### EXERCISE INSTRUCTIONS
Drop the pictures, then extract the listing word for word.

### EXTRACTED RECORDS
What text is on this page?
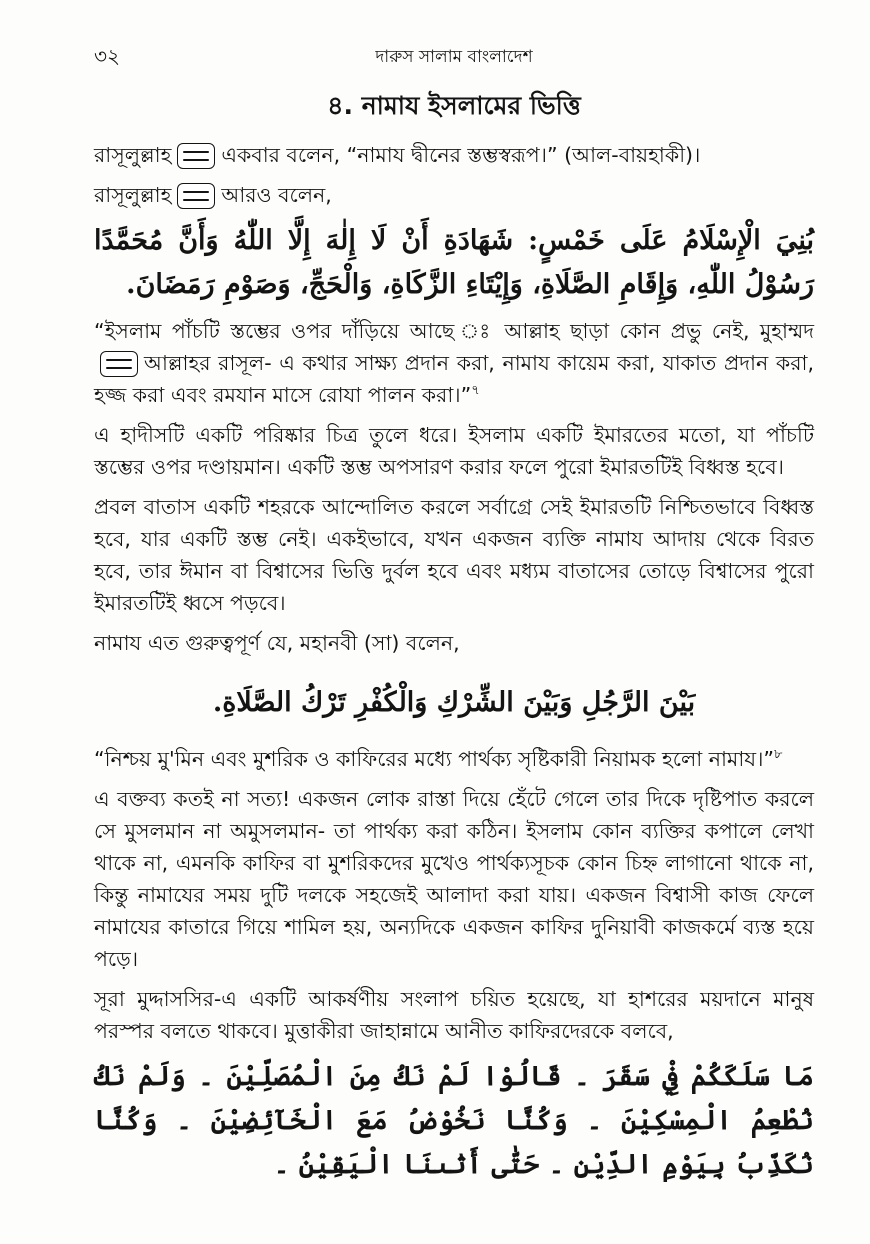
৩২	দারুস সালাম বাংলাদেশ
৪. নামায ইসলামের ভিত্তি

রাসূলুল্লাহ একবার বলেন, “নামায দ্বীনের স্তম্ভস্বরূপ।” (আল-বায়হাকী)।

রাসূলুল্লাহ আরও বলেন,

بُنِيَ الْإِسْلَامُ عَلَى خَمْسٍ: شَهَادَةِ أَنْ لَا إِلٰهَ إِلَّا اللّٰهُ وَأَنَّ مُحَمَّدًا رَسُوْلُ اللّٰهِ، وَإِقَامِ الصَّلَاةِ، وَإِيْتَاءِ الزَّكَاةِ، وَالْحَجِّ، وَصَوْمِ رَمَضَانَ.

“ইসলাম পাঁচটি স্তম্ভের ওপর দাঁড়িয়ে আছে ঃ আল্লাহ ছাড়া কোন প্রভু নেই, মুহাম্মদআল্লাহর রাসূল- এ কথার সাক্ষ্য প্রদান করা, নামায কায়েম করা, যাকাত প্রদান করা, হজ্জ করা এবং রমযান মাসে রোযা পালন করা।”$^৭$

এ হাদীসটি একটি পরিষ্কার চিত্র তুলে ধরে। ইসলাম একটি ইমারতের মতো, যা পাঁচটি স্তম্ভের ওপর দণ্ডায়মান। একটি স্তম্ভ অপসারণ করার ফলে পুরো ইমারতটিই বিধ্বস্ত হবে।

প্রবল বাতাস একটি শহরকে আন্দোলিত করলে সর্বাগ্রে সেই ইমারতটি নিশ্চিতভাবে বিধ্বস্ত হবে, যার একটি স্তম্ভ নেই। একইভাবে, যখন একজন ব্যক্তি নামায আদায় থেকে বিরত হবে, তার ঈমান বা বিশ্বাসের ভিত্তি দুর্বল হবে এবং মধ্যম বাতাসের তোড়ে বিশ্বাসের পুরো ইমারতটিই ধ্বসে পড়বে।

নামায এত গুরুত্বপূর্ণ যে, মহানবী (সা) বলেন,

بَيْنَ الرَّجُلِ وَبَيْنَ الشِّرْكِ وَالْكُفْرِ تَرْكُ الصَّلَاةِ.

“নিশ্চয় মু'মিন এবং মুশরিক ও কাফিরের মধ্যে পার্থক্য সৃষ্টিকারী নিয়ামক হলো নামায।”$^৮$

এ বক্তব্য কতই না সত্য! একজন লোক রাস্তা দিয়ে হেঁটে গেলে তার দিকে দৃষ্টিপাত করলে সে মুসলমান না অমুসলমান- তা পার্থক্য করা কঠিন। ইসলাম কোন ব্যক্তির কপালে লেখা থাকে না, এমনকি কাফির বা মুশরিকদের মুখেও পার্থক্যসূচক কোন চিহ্ন লাগানো থাকে না, কিন্তু নামাযের সময় দুটি দলকে সহজেই আলাদা করা যায়। একজন বিশ্বাসী কাজ ফেলে নামাযের কাতারে গিয়ে শামিল হয়, অন্যদিকে একজন কাফির দুনিয়াবী কাজকর্মে ব্যস্ত হয়ে পড়ে।

সূরা মুদ্দাসসির-এ একটি আকর্ষণীয় সংলাপ চয়িত হয়েছে, যা হাশরের ময়দানে মানুষ পরস্পর বলতে থাকবে। মুত্তাকীরা জাহান্নামে আনীত কাফিরদেরকে বলবে,

مَا سَلَكَكُمْ فِيْ سَقَرَ ۔ قَالُوْا لَمْ نَكُ مِنَ الْمُصَلِّيْنَ ۔ وَلَمْ نَكُ نُطْعِمُ الْمِسْكِيْنَ ۔ وَكُنَّا نَخُوْضُ مَعَ الْخَآئِضِيْنَ ۔ وَكُنَّا نُكَذِّبُ بِيَوْمِ الدِّيْنِ ۔ حَتّٰى أَتٰىنَا الْيَقِيْنُ ۔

### COMPLETE RESPONSE
What text is on this page?
৩২	দারুস সালাম বাংলাদেশ
৪. নামায ইসলামের ভিত্তি

রাসূলুল্লাহ একবার বলেন, “নামায দ্বীনের স্তম্ভস্বরূপ।” (আল-বায়হাকী)।

রাসূলুল্লাহ আরও বলেন,

بُنِيَ الْإِسْلَامُ عَلَى خَمْسٍ: شَهَادَةِ أَنْ لَا إِلٰهَ إِلَّا اللّٰهُ وَأَنَّ مُحَمَّدًا رَسُوْلُ اللّٰهِ، وَإِقَامِ الصَّلَاةِ، وَإِيْتَاءِ الزَّكَاةِ، وَالْحَجِّ، وَصَوْمِ رَمَضَانَ.

“ইসলাম পাঁচটি স্তম্ভের ওপর দাঁড়িয়ে আছে ঃ আল্লাহ ছাড়া কোন প্রভু নেই, মুহাম্মদআল্লাহর রাসূল- এ কথার সাক্ষ্য প্রদান করা, নামায কায়েম করা, যাকাত প্রদান করা, হজ্জ করা এবং রমযান মাসে রোযা পালন করা।”$^৭$

এ হাদীসটি একটি পরিষ্কার চিত্র তুলে ধরে। ইসলাম একটি ইমারতের মতো, যা পাঁচটি স্তম্ভের ওপর দণ্ডায়মান। একটি স্তম্ভ অপসারণ করার ফলে পুরো ইমারতটিই বিধ্বস্ত হবে।

প্রবল বাতাস একটি শহরকে আন্দোলিত করলে সর্বাগ্রে সেই ইমারতটি নিশ্চিতভাবে বিধ্বস্ত হবে, যার একটি স্তম্ভ নেই। একইভাবে, যখন একজন ব্যক্তি নামায আদায় থেকে বিরত হবে, তার ঈমান বা বিশ্বাসের ভিত্তি দুর্বল হবে এবং মধ্যম বাতাসের তোড়ে বিশ্বাসের পুরো ইমারতটিই ধ্বসে পড়বে।

নামায এত গুরুত্বপূর্ণ যে, মহানবী (সা) বলেন,

بَيْنَ الرَّجُلِ وَبَيْنَ الشِّرْكِ وَالْكُفْرِ تَرْكُ الصَّلَاةِ.

“নিশ্চয় মু'মিন এবং মুশরিক ও কাফিরের মধ্যে পার্থক্য সৃষ্টিকারী নিয়ামক হলো নামায।”$^৮$

এ বক্তব্য কতই না সত্য! একজন লোক রাস্তা দিয়ে হেঁটে গেলে তার দিকে দৃষ্টিপাত করলে সে মুসলমান না অমুসলমান- তা পার্থক্য করা কঠিন। ইসলাম কোন ব্যক্তির কপালে লেখা থাকে না, এমনকি কাফির বা মুশরিকদের মুখেও পার্থক্যসূচক কোন চিহ্ন লাগানো থাকে না, কিন্তু নামাযের সময় দুটি দলকে সহজেই আলাদা করা যায়। একজন বিশ্বাসী কাজ ফেলে নামাযের কাতারে গিয়ে শামিল হয়, অন্যদিকে একজন কাফির দুনিয়াবী কাজকর্মে ব্যস্ত হয়ে পড়ে।

সূরা মুদ্দাসসির-এ একটি আকর্ষণীয় সংলাপ চয়িত হয়েছে, যা হাশরের ময়দানে মানুষ পরস্পর বলতে থাকবে। মুত্তাকীরা জাহান্নামে আনীত কাফিরদেরকে বলবে,

مَا سَلَكَكُمْ فِيْ سَقَرَ ۔ قَالُوْا لَمْ نَكُ مِنَ الْمُصَلِّيْنَ ۔ وَلَمْ نَكُ نُطْعِمُ الْمِسْكِيْنَ ۔ وَكُنَّا نَخُوْضُ مَعَ الْخَآئِضِيْنَ ۔ وَكُنَّا نُكَذِّبُ بِيَوْمِ الدِّيْنِ ۔ حَتّٰى أَتٰىنَا الْيَقِيْنُ ۔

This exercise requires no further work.